Task: Go through the listing and copy each line with the string "text".

======== Exercise input

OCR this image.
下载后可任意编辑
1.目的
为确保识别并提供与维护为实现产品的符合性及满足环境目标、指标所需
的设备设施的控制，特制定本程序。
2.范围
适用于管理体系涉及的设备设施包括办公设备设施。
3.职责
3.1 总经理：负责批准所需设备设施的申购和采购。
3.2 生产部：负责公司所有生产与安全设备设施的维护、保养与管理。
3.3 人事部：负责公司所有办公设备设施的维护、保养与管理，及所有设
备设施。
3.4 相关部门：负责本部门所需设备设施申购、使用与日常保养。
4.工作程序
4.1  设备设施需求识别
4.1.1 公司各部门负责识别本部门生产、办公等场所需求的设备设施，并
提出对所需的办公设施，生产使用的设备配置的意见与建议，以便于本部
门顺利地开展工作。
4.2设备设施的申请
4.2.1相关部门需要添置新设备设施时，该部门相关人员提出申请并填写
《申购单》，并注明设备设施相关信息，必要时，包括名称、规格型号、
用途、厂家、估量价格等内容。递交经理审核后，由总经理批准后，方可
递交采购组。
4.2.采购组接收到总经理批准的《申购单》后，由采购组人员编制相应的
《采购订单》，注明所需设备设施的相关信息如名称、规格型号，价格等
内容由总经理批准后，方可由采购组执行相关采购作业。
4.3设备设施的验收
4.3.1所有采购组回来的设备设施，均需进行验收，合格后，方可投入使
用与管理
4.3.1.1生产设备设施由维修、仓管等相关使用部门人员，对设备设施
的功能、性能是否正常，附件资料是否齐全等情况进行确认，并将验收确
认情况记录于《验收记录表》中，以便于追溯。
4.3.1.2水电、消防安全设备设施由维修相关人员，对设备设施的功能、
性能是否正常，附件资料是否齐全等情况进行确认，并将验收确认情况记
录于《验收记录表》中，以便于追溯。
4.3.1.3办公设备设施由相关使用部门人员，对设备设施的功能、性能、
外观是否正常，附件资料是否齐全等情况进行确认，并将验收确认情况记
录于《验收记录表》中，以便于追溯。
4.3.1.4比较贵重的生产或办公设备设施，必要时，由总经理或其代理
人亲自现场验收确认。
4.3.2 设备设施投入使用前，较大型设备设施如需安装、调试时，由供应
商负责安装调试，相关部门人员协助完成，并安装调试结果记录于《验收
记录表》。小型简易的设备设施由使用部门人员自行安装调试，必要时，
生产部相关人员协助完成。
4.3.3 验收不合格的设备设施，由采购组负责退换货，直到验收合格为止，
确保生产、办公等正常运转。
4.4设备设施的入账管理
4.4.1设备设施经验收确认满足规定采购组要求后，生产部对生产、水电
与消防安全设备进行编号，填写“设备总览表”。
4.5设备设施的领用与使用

================
======== Exercise input

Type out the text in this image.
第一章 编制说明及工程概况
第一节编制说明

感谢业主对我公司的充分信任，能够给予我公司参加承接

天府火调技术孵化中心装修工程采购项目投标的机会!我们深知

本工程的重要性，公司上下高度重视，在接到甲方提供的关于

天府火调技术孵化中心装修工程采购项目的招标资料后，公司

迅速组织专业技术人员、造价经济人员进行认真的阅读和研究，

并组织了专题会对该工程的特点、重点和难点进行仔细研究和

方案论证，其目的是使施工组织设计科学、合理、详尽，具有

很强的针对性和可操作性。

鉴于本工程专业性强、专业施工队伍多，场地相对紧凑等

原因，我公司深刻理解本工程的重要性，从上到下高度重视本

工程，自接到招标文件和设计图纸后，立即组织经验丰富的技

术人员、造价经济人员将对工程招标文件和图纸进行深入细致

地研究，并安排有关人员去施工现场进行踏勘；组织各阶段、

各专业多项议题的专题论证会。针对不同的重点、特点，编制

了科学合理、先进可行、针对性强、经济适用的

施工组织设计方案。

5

================
======== Exercise input

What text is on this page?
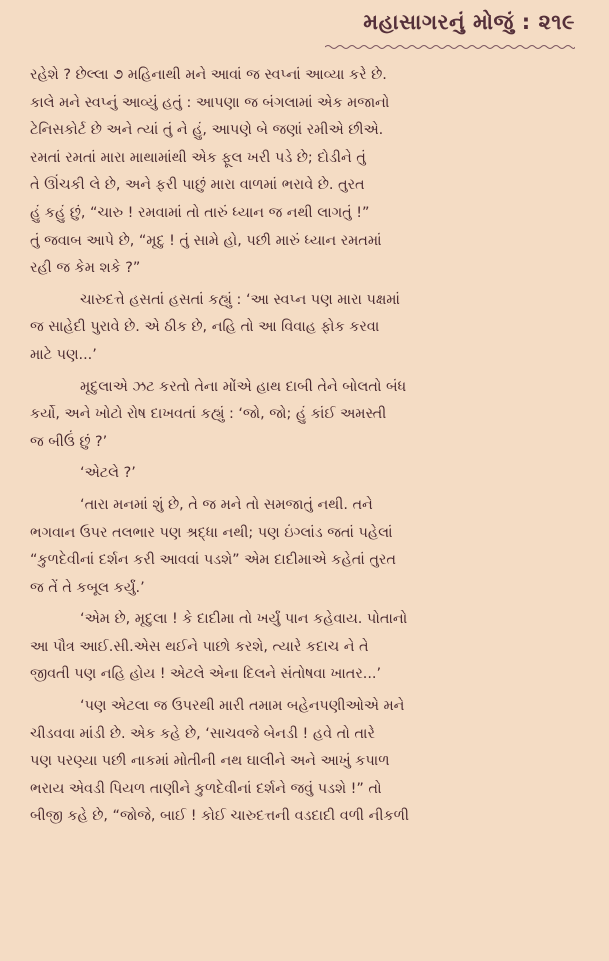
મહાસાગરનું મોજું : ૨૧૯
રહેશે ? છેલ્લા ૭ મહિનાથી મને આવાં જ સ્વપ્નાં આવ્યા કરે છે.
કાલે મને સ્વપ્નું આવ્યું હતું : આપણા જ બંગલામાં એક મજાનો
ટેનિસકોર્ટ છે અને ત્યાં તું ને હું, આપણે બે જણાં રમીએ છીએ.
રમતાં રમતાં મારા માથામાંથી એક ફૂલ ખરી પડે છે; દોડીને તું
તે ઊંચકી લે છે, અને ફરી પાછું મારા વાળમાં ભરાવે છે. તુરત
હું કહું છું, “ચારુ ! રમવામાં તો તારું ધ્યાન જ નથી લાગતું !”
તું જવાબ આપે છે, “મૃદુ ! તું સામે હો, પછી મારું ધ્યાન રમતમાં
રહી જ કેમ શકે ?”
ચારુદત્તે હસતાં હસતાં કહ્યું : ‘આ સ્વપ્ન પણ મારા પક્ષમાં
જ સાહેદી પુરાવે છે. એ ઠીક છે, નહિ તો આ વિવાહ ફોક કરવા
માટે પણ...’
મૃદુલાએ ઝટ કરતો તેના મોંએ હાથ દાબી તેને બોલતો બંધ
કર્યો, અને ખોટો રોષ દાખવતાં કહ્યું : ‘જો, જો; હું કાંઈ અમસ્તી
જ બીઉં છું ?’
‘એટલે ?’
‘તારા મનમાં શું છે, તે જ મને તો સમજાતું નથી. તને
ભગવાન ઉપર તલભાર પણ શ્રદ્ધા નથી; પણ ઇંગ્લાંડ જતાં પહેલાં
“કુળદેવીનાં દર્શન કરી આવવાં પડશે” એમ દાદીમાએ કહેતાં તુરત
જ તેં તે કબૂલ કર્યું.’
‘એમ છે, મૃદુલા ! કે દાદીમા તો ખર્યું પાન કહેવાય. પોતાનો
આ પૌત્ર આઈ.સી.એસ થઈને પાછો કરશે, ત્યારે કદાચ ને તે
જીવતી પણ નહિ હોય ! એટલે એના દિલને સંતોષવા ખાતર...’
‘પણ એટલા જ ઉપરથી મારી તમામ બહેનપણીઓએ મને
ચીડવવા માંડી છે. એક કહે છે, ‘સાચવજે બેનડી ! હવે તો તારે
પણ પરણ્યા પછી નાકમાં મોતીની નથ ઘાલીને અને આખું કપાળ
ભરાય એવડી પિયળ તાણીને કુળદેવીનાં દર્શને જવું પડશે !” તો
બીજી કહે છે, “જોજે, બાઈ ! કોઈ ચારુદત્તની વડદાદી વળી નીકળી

================

Correct output:
Type out the text in this image.
What text is on this page?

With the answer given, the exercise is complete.